— BEGIN TEXT EXCERPT —

Section 1.5      Beneficiary ” shall mean the recipient or recipients last designated by the Participant in writing, on forms provided by the Administrator, who shall receive any benefit payable under the Plan upon the death of such Participant. If no such designation of Beneficiary has been received by the Administrator prior to the date of death of the Participant or in the event all such designated Beneficiaries shall fail to survive the Participant, any such benefit shall be payable in a lump sum to the estate of the Participant which shall be deemed to be his Beneficiary hereunder.

 

Section 1.6      Board ” shall mean the Board of Directors of the Company.

 

Section 1.7      Change in Control ” shall be deemed to have occurred if:

 

(i)         any one person or more than one person acting as a group acquires ownership of stock of the corporation that, together with the stock held by such person or group, constitutes more than 50 percent of the total fair market value or total voting power of the stock of such corporation. However, if any one person or more than one person acting as a group, is considered to own more than 50 percent of the total fair market value or total voting power of the stock of a corporation, the acquisition of additional stock by the same person or persons is not considered to cause a change in

 

2



 

the ownership of the corporation or to cause a change in the effective control of the corporation.

— END TEXT EXCERPT —

GOAL A: Please check each statement against the plan definitions excerpt and mark it yes or no, quoting the words from the excerpt that decide it. (i) "Board" refers to the Board of Directors of the Company. (ii) If no Beneficiary designation reaches the Administrator before the Participant dies, the benefit is paid in installments to the Participant's estate. (iii) A Participant designates a Beneficiary in writing on forms provided by the Administrator.
GOAL B: Under item (i) of the plan definitions excerpt, how much stock ownership must a person or group reach for a Change in Control to occur?

— BEGIN DATA SECTION —

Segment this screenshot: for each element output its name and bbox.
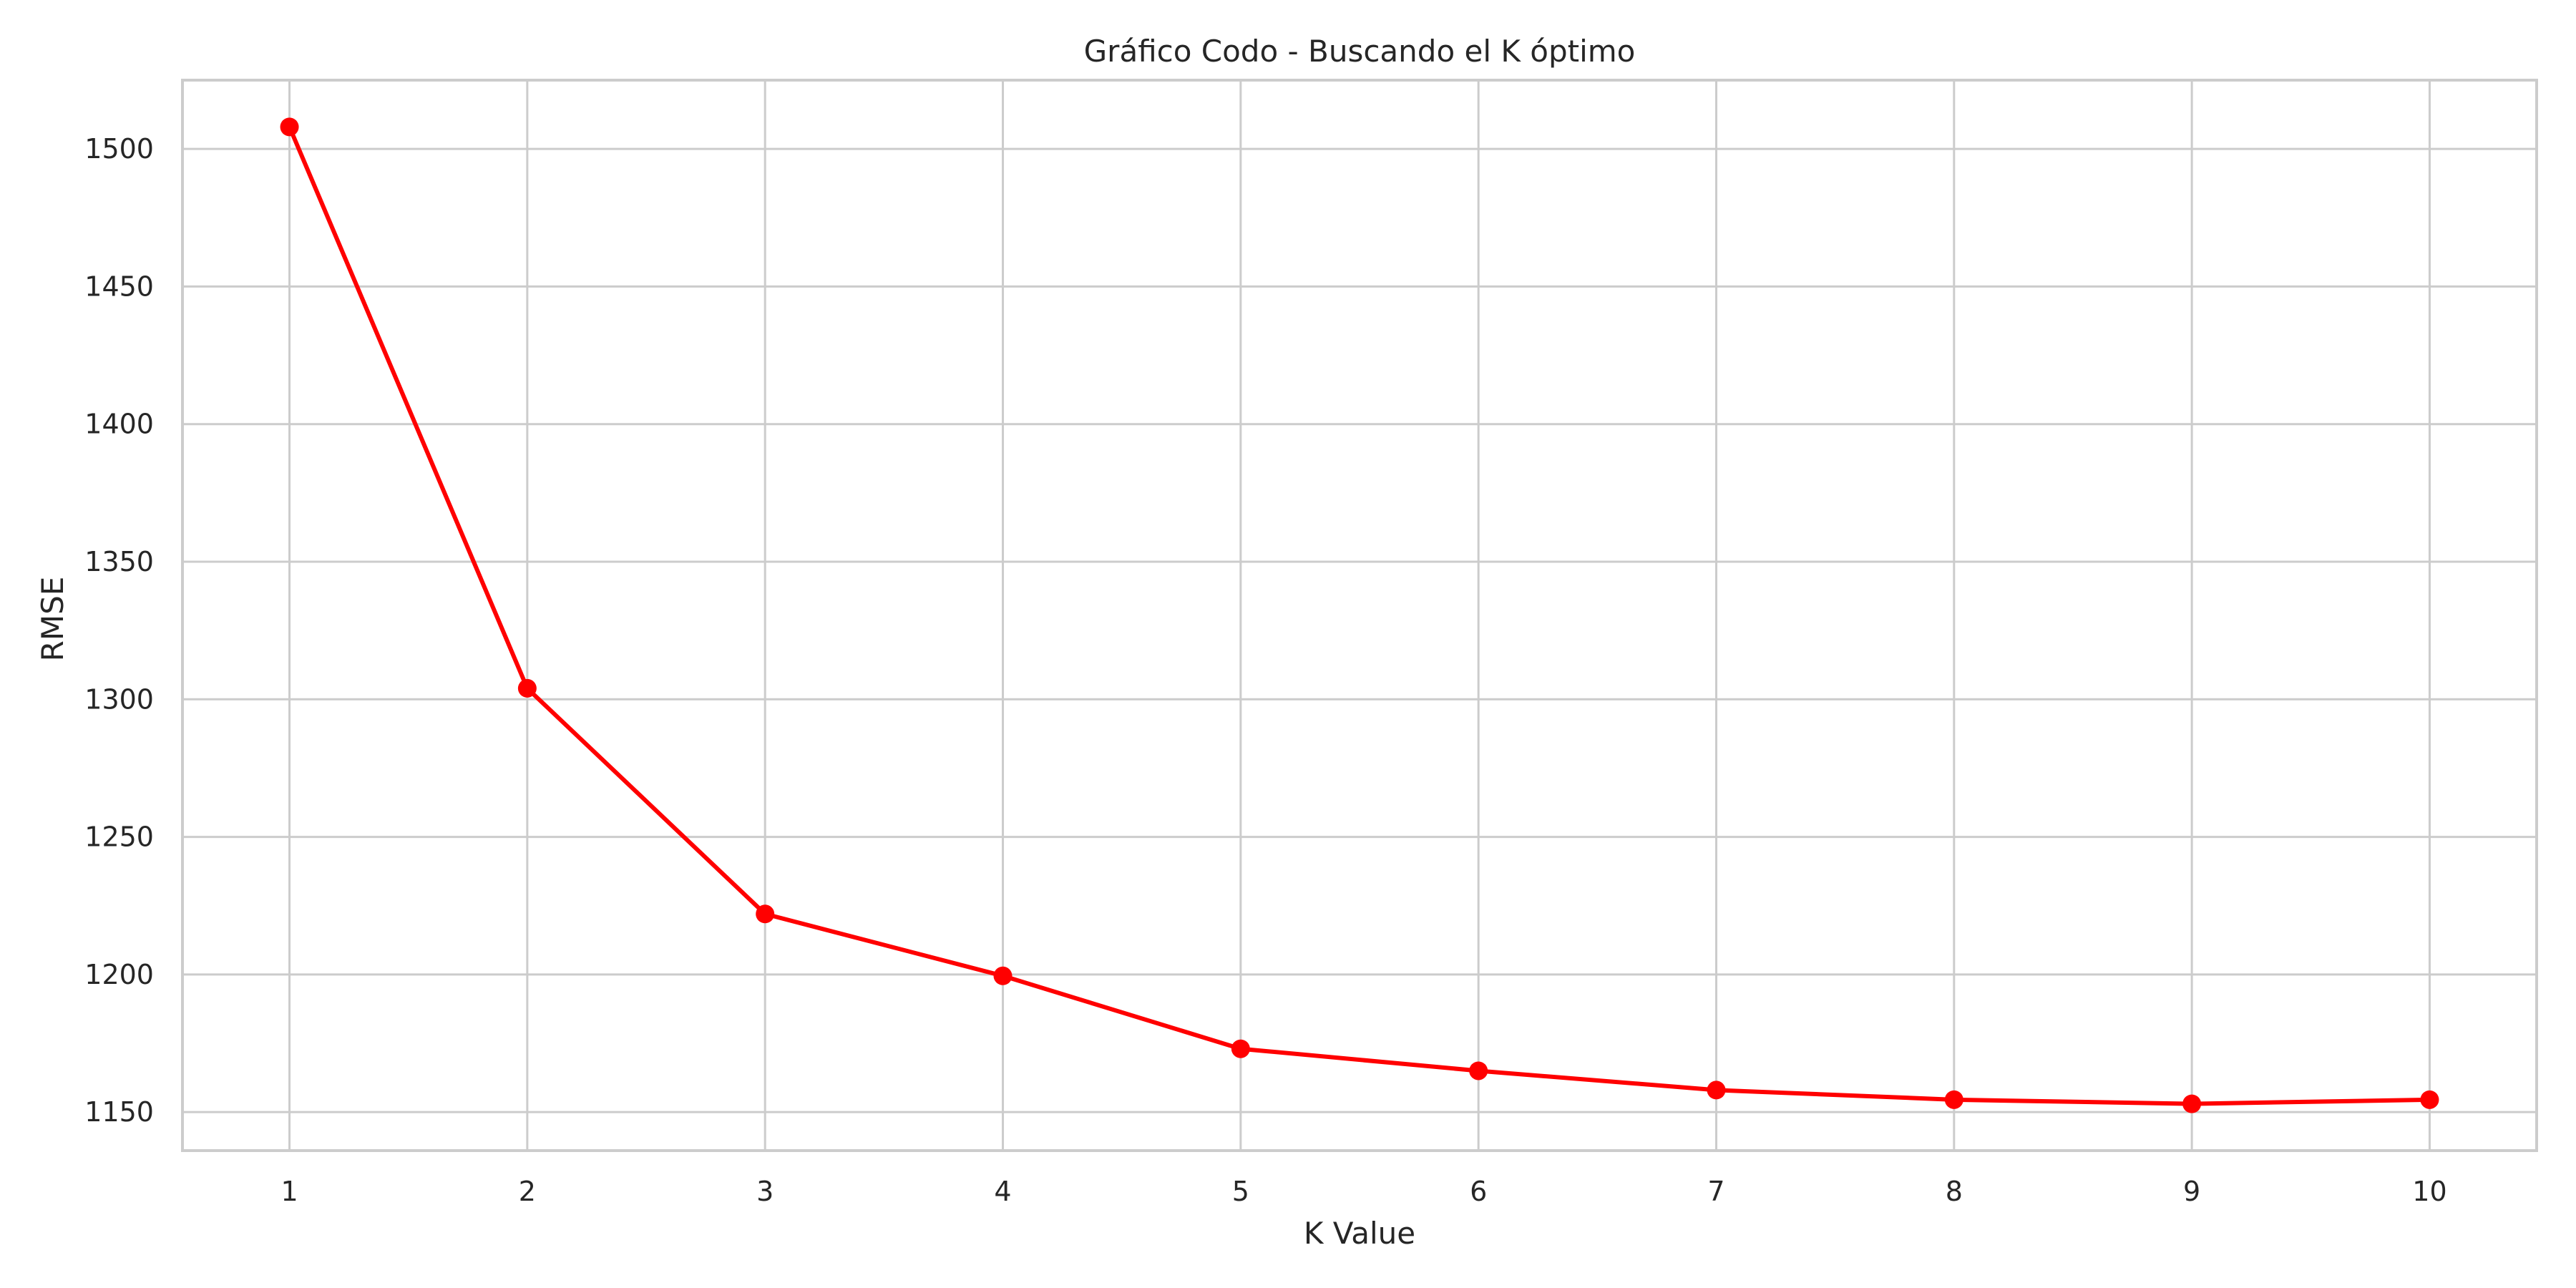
horizontal-gridlines <box>182 147 2537 1113</box>
data-point-k2 <box>517 678 537 698</box>
data-point-k3 <box>756 904 775 924</box>
x-tick-label: 10 <box>2412 1176 2446 1207</box>
x-tick-labels: 1 2 3 4 5 6 7 8 9 10 <box>280 1176 2446 1207</box>
data-point-k8 <box>1944 1090 1963 1109</box>
data-point-k6 <box>1469 1061 1488 1080</box>
data-point-k7 <box>1707 1080 1726 1100</box>
x-tick-label: 2 <box>519 1176 536 1207</box>
y-axis-label: RMSE <box>35 577 70 662</box>
x-tick-label: 3 <box>756 1176 774 1207</box>
y-tick-labels: 1150 1200 1250 1300 1350 1400 1450 1500 <box>84 133 154 1128</box>
x-tick-label: 7 <box>1707 1176 1724 1207</box>
y-tick-label: 1450 <box>84 270 154 302</box>
plot-frame <box>181 79 2538 1152</box>
y-tick-label: 1200 <box>84 959 154 990</box>
chart-title: Gráfico Codo - Buscando el K óptimo <box>1084 34 1636 69</box>
data-point-k9 <box>2182 1094 2202 1113</box>
series-line <box>287 125 2432 1106</box>
x-tick-label: 9 <box>2183 1176 2200 1207</box>
data-point-k10 <box>2420 1090 2439 1109</box>
x-tick-label: 1 <box>280 1176 298 1207</box>
x-tick-label: 5 <box>1232 1176 1249 1207</box>
y-tick-label: 1150 <box>84 1096 154 1128</box>
x-axis-label: K Value <box>1304 1216 1415 1251</box>
series-layer <box>280 117 2439 1113</box>
vertical-gridlines <box>288 80 2431 1151</box>
y-tick-label: 1350 <box>84 546 154 577</box>
y-tick-label: 1250 <box>84 821 154 853</box>
data-point-k5 <box>1231 1039 1250 1058</box>
x-tick-label: 4 <box>994 1176 1011 1207</box>
data-point-k4 <box>993 966 1013 985</box>
y-tick-label: 1500 <box>84 133 154 165</box>
x-tick-label: 8 <box>1946 1176 1963 1207</box>
y-tick-label: 1400 <box>84 409 154 440</box>
y-tick-label: 1300 <box>84 683 154 715</box>
data-point-k1 <box>280 117 299 137</box>
x-tick-label: 6 <box>1470 1176 1487 1207</box>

— END DATA SECTION —

EXPECTED ANSWER A:
(i) Yes: "the Board of Directors of the Company"
(ii) No: "any such benefit shall be payable in a lump sum to the estate of the Participant"
(iii) Yes: "last designated by the Participant in writing, on forms provided by the Administrator"

EXPECTED ANSWER B: More than 50 percent of the total fair market value or total voting power of the corporation's stock.